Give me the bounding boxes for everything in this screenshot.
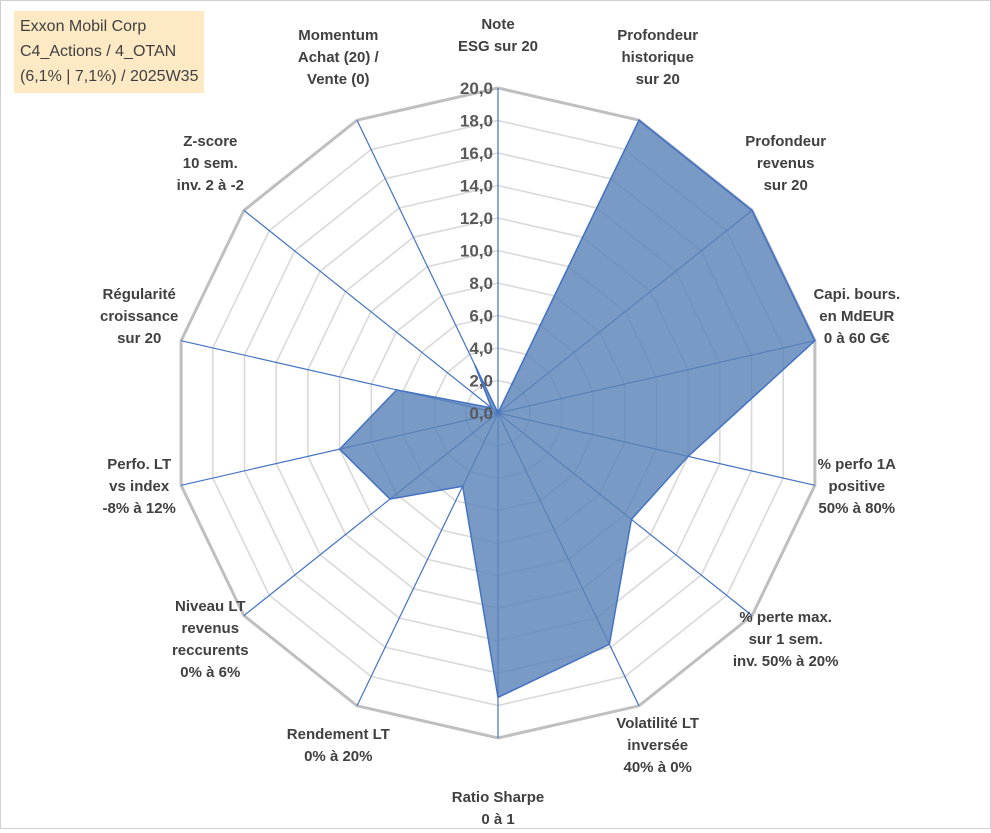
axis-label-line: 0 à 60 G€	[824, 330, 891, 347]
axis-label: Régularité croissance sur 20	[100, 286, 178, 347]
axis-label-line: 10 sem.	[183, 155, 238, 172]
axis-label: % perfo 1A positive 50% à 80%	[818, 456, 897, 517]
axis-label-line: Vente (0)	[307, 71, 370, 88]
tick-label: 16,0	[460, 144, 493, 163]
axis-label-line: Volatilité LT	[616, 715, 699, 732]
tick-label: 10,0	[460, 242, 493, 261]
axis-label: Perfo. LT vs index -8% à 12%	[103, 456, 176, 517]
axis-label: Rendement LT 0% à 20%	[287, 726, 390, 765]
tick-label: 6,0	[469, 307, 493, 326]
axis-label-line: revenus	[757, 155, 815, 172]
axis-label-line: 0% à 20%	[304, 748, 372, 765]
axis-label-line: Ratio Sharpe	[452, 789, 545, 806]
tick-layer: 0,0 2,0 4,0 6,0 8,0 10,0 12,0 14,0 16,0 18,0 20,0	[460, 79, 493, 423]
axis-label: Capi. bours. en MdEUR 0 à 60 G€	[813, 286, 900, 347]
tick-label: 18,0	[460, 112, 493, 131]
axis-label-line: revenus	[182, 620, 240, 637]
axis-label-line: % perte max.	[739, 609, 832, 626]
axis-label-line: sur 20	[636, 71, 680, 88]
axis-label-line: historique	[621, 49, 694, 66]
tick-label: 8,0	[469, 274, 493, 293]
axis-label-line: 0 à 1	[481, 811, 514, 828]
axis-label-line: 50% à 80%	[818, 500, 895, 517]
axis-label-line: -8% à 12%	[103, 500, 176, 517]
axis-label-line: croissance	[100, 308, 178, 325]
axis-label-line: reccurents	[172, 642, 249, 659]
axis-label-line: Perfo. LT	[107, 456, 171, 473]
axis-label-line: Capi. bours.	[813, 286, 900, 303]
axis-label-line: sur 20	[117, 330, 161, 347]
axis-label-line: Régularité	[103, 286, 176, 303]
tick-label: 14,0	[460, 177, 493, 196]
axis-spoke	[243, 209, 499, 414]
axis-label-line: positive	[828, 478, 885, 495]
axis-label-line: 40% à 0%	[624, 759, 692, 776]
series-area	[338, 119, 816, 699]
info-company-name: Exxon Mobil Corp	[20, 18, 147, 35]
axis-label-line: Profondeur	[745, 133, 826, 150]
tick-label: 2,0	[469, 372, 493, 391]
axis-label: Volatilité LT inversée 40% à 0%	[616, 715, 699, 776]
tick-label: 0,0	[469, 404, 493, 423]
info-category: C4_Actions / 4_OTAN	[20, 43, 177, 60]
axis-label: Niveau LT revenus reccurents 0% à 6%	[172, 598, 249, 681]
axis-label-line: Z-score	[183, 133, 237, 150]
axis-label-line: inversée	[627, 737, 688, 754]
axis-label: Note ESG sur 20	[458, 16, 538, 55]
info-box: Exxon Mobil Corp C4_Actions / 4_OTAN (6,…	[14, 11, 205, 93]
axis-label-layer: Note ESG sur 20 Profondeur historique sur 20…	[100, 16, 900, 828]
axis-label: Profondeur historique sur 20	[617, 27, 698, 88]
tick-label: 12,0	[460, 209, 493, 228]
axis-label-line: Profondeur	[617, 27, 698, 44]
axis-label-line: sur 1 sem.	[749, 631, 823, 648]
axis-label-line: Note	[481, 16, 514, 33]
axis-label: Ratio Sharpe 0 à 1	[452, 789, 545, 828]
axis-label: Profondeur revenus sur 20	[745, 133, 826, 194]
axis-label-line: en MdEUR	[819, 308, 894, 325]
axis-label-line: Achat (20) /	[298, 49, 380, 66]
axis-label-line: Niveau LT	[175, 598, 246, 615]
axis-label-line: sur 20	[764, 177, 808, 194]
tick-label: 4,0	[469, 339, 493, 358]
axis-label-line: vs index	[109, 478, 170, 495]
info-percentages-week: (6,1% | 7,1%) / 2025W35	[20, 68, 199, 85]
axis-label-line: inv. 50% à 20%	[733, 653, 839, 670]
axis-label-line: Momentum	[298, 27, 378, 44]
axis-spoke	[356, 119, 499, 414]
axis-label-line: 0% à 6%	[180, 664, 240, 681]
tick-label: 20,0	[460, 79, 493, 98]
axis-label-line: % perfo 1A	[818, 456, 897, 473]
axis-label: Momentum Achat (20) / Vente (0)	[298, 27, 380, 88]
axis-label: % perte max. sur 1 sem. inv. 50% à 20%	[733, 609, 839, 670]
axis-label-line: inv. 2 à -2	[177, 177, 244, 194]
axis-label-line: ESG sur 20	[458, 38, 538, 55]
axis-label-line: Rendement LT	[287, 726, 390, 743]
series-layer	[338, 119, 816, 699]
axis-label: Z-score 10 sem. inv. 2 à -2	[177, 133, 244, 194]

════

### Written exercise:
Reproduce every line of the entry above verbatim, leaving out the picture.

### Exercise response:
Give me the bounding boxes for everything in this screenshot.
axis-label-line: 0 à 60 G€	[824, 330, 891, 347]
axis-label: Régularité croissance sur 20	[100, 286, 178, 347]
axis-label-line: 10 sem.	[183, 155, 238, 172]
axis-label: % perfo 1A positive 50% à 80%	[818, 456, 897, 517]
axis-label-line: Vente (0)	[307, 71, 370, 88]
tick-label: 16,0	[460, 144, 493, 163]
axis-label-line: Volatilité LT	[616, 715, 699, 732]
tick-label: 10,0	[460, 242, 493, 261]
axis-label: Perfo. LT vs index -8% à 12%	[103, 456, 176, 517]
axis-label: Rendement LT 0% à 20%	[287, 726, 390, 765]
tick-label: 6,0	[469, 307, 493, 326]
axis-label-line: revenus	[757, 155, 815, 172]
axis-label-line: 0% à 20%	[304, 748, 372, 765]
axis-label-line: Ratio Sharpe	[452, 789, 545, 806]
tick-layer: 0,0 2,0 4,0 6,0 8,0 10,0 12,0 14,0 16,0 18,0 20,0	[460, 79, 493, 423]
axis-label: Capi. bours. en MdEUR 0 à 60 G€	[813, 286, 900, 347]
tick-label: 18,0	[460, 112, 493, 131]
axis-label-line: revenus	[182, 620, 240, 637]
axis-label-line: % perte max.	[739, 609, 832, 626]
axis-label-line: sur 20	[636, 71, 680, 88]
axis-label-line: historique	[621, 49, 694, 66]
tick-label: 8,0	[469, 274, 493, 293]
axis-label-line: 0 à 1	[481, 811, 514, 828]
axis-label-line: 50% à 80%	[818, 500, 895, 517]
axis-label-line: -8% à 12%	[103, 500, 176, 517]
axis-label-line: croissance	[100, 308, 178, 325]
axis-label-line: reccurents	[172, 642, 249, 659]
axis-label-line: Perfo. LT	[107, 456, 171, 473]
axis-label-line: Capi. bours.	[813, 286, 900, 303]
axis-label-line: sur 20	[117, 330, 161, 347]
axis-label-line: Régularité	[103, 286, 176, 303]
tick-label: 14,0	[460, 177, 493, 196]
axis-spoke	[243, 209, 499, 414]
axis-label-line: positive	[828, 478, 885, 495]
axis-label-line: 40% à 0%	[624, 759, 692, 776]
series-area	[338, 119, 816, 699]
info-company-name: Exxon Mobil Corp	[20, 18, 147, 35]
axis-label-line: Profondeur	[745, 133, 826, 150]
tick-label: 2,0	[469, 372, 493, 391]
axis-label: Volatilité LT inversée 40% à 0%	[616, 715, 699, 776]
tick-label: 0,0	[469, 404, 493, 423]
info-category: C4_Actions / 4_OTAN	[20, 43, 177, 60]
axis-label: Niveau LT revenus reccurents 0% à 6%	[172, 598, 249, 681]
axis-label-line: Z-score	[183, 133, 237, 150]
axis-label-line: inversée	[627, 737, 688, 754]
axis-label: Note ESG sur 20	[458, 16, 538, 55]
info-box: Exxon Mobil Corp C4_Actions / 4_OTAN (6,…	[14, 11, 205, 93]
axis-label-layer: Note ESG sur 20 Profondeur historique sur 20…	[100, 16, 900, 828]
axis-label: Profondeur historique sur 20	[617, 27, 698, 88]
tick-label: 12,0	[460, 209, 493, 228]
axis-label-line: Profondeur	[617, 27, 698, 44]
axis-label-line: sur 1 sem.	[749, 631, 823, 648]
axis-label-line: Note	[481, 16, 514, 33]
axis-label: Ratio Sharpe 0 à 1	[452, 789, 545, 828]
axis-label: Profondeur revenus sur 20	[745, 133, 826, 194]
axis-label-line: en MdEUR	[819, 308, 894, 325]
axis-label-line: Achat (20) /	[298, 49, 380, 66]
axis-label-line: Niveau LT	[175, 598, 246, 615]
axis-label-line: sur 20	[764, 177, 808, 194]
tick-label: 4,0	[469, 339, 493, 358]
axis-label-line: vs index	[109, 478, 170, 495]
info-percentages-week: (6,1% | 7,1%) / 2025W35	[20, 68, 199, 85]
axis-label-line: inv. 50% à 20%	[733, 653, 839, 670]
axis-label-line: Momentum	[298, 27, 378, 44]
axis-spoke	[356, 119, 499, 414]
axis-label-line: 0% à 6%	[180, 664, 240, 681]
tick-label: 20,0	[460, 79, 493, 98]
axis-label-line: % perfo 1A	[818, 456, 897, 473]
axis-label: Momentum Achat (20) / Vente (0)	[298, 27, 380, 88]
axis-label: % perte max. sur 1 sem. inv. 50% à 20%	[733, 609, 839, 670]
axis-label-line: inv. 2 à -2	[177, 177, 244, 194]
axis-label-line: ESG sur 20	[458, 38, 538, 55]
axis-label-line: Rendement LT	[287, 726, 390, 743]
series-layer	[338, 119, 816, 699]
axis-label: Z-score 10 sem. inv. 2 à -2	[177, 133, 244, 194]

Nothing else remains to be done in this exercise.